Алдановские рассуждения о смерти, - а танатологическая тема впоследствии найдет особое отражение в его романах, - дают отличный материал для характеристики его личности в тот период молодости, когда человек уже стоит на пороге духовной и физической зрелости. «Воспитанный в рационалистической традиции, он, конечно, отлично понимал ничтожество всего, что было ‘понятно’, но едва ли он соглашался поверить в величие ‘непонятного’. Ему, несомненно, было ближе то, что было выражено Гойей в одной из самых страшных из его ‘фантазий’, изображающей искривленную руку, высовывающуюся из- под камня пустынной могилы и подписанную одним словом ...’Ничто’. Кстати, об этом офорте Алданов вскользь упомянул в своей книге о Толстом. Отсюда, думается, и шел его страх, его скепсис, та его горечь, которую он - не всегда успешно - пытался утаивать[89].
Например, в письме к Буниным от 10 сентября 1933 года Алданов со свойственной ему иронией признается: «Всем рассказываю о своей новой черте: любви к смерти. Это главное несчастье: и жизнь надоела и утомила до последнего, кажется, предела, - и умирать тоже нет охоты»[90]. Думы о смерти, - а он «непрестанно думал о смерти, не способен был скрывать охватывающую его тревогу и ‘вечное молчание’ пугало его»[91], - каким-то образом сочетались в Алданове с отсутствием способности к вере, как внутреннему озарению, сопереживанию и диалогу с Творцом. Это тоже мучило его в духовном плане, о чем он признавался в письме к Вере Николаевне Буниной от 28 сентября 1931 года: «Очень Вам завидую, что Вы верующая. Я все больше научные и философские книги читаю»[92].
У Алданова и Мережковского имеет место практически одинаковый подход к критике концепции фатализма - закономерной предопределенности в историософской модели толстого. Однако если в истолковании «толстовского фатализма» Мережковский лишь признает необходимость принимать в расчет и роль случайности, то Алданов предлагает рассматривать исторический процесс как бесконечную череду случайностей, которые не поддаются ни систематизации, ни прогнозированию. При этом, если «в толстовстве иррациональное начало представляет смерть, то <. .> в алдановской системе ее субститутом становится случай. Это объясняет, почему в алдановских романах танатологическая проблематика тесно взаимосвязана с проблемой случая в истории»[93].
Концепция о доминировании «случая в истории», в книге «толстой и Роллан» еще только заявленная Алдановым, впоследствии будет развита им в мировоззренческую систему. Обладая острым «чувством истории», Алданов при анализе событий прошлого не отвергает принципа причинности. Однако вместо единой цепи причин и следствий он предлагает видеть в истории бесконечное множество таких цепей. В каждой отдельно взятой последующее звено зависит от предыдущего, однако скрещение цепей случайно, поэтому история - царство слепого случая. таким образом, историософия Алданова представляет собой синтез детерминизма и случайности, в которой «его величество Случай» играет определяющую роль.
---
ЗАДАНИЯ ДЛЯ ВЫПОЛНЕНИЯ:
• A. Воспроизведите из текста об Алданове всё, начиная со слов "Концепция о доминировании" и вплоть до слов "играет определяющую роль.".
• B. Перечислите все номера сносок, указанные в квадратных скобках в тексте об Алданове.
Приведённые далее данные представляют собой самостоятельный материал, не связанный с текстом.

СОДЕРЖИМОЕ НАБОРА ДАННЫХ:
---
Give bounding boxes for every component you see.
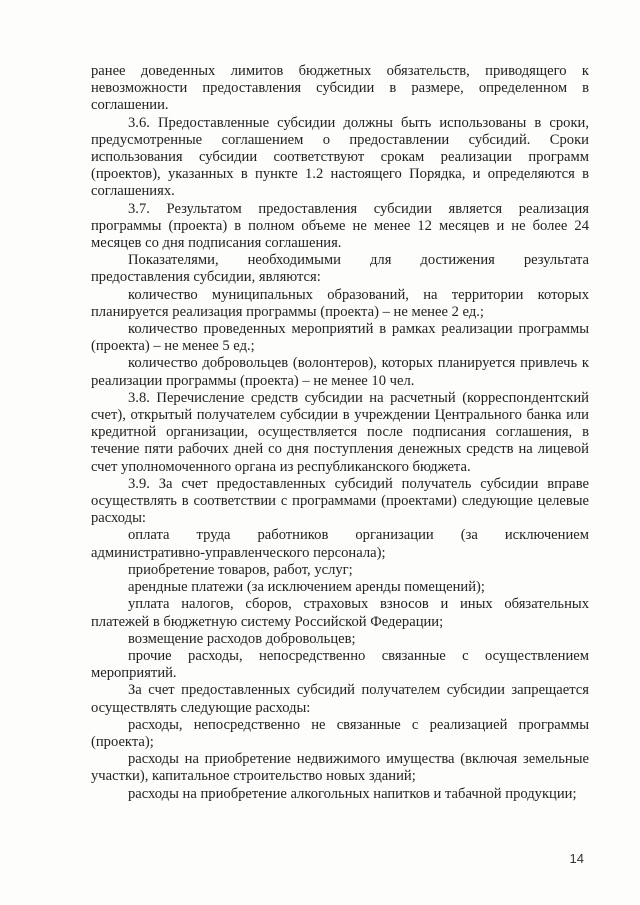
---
ОТВЕТЫ К ЗАДАНИЯМ:
• A.
Концепция о доминировании «случая в истории», в книге «толстой и Роллан» еще только заявленная Алдановым, впоследствии будет развита им в мировоззренческую систему. Обладая острым «чувством истории», Алданов при анализе событий прошлого не отвергает принципа причинности. Однако вместо единой цепи причин и следствий он предлагает видеть в истории бесконечное множество таких цепей. В каждой отдельно взятой последующее звено зависит от предыдущего, однако скрещение цепей случайно, поэтому история - царство слепого случая. таким образом, историософия Алданова представляет собой синтез детерминизма и случайности, в которой «его величество Случай» играет определяющую роль.

• B. [89], [90], [91], [92], [93]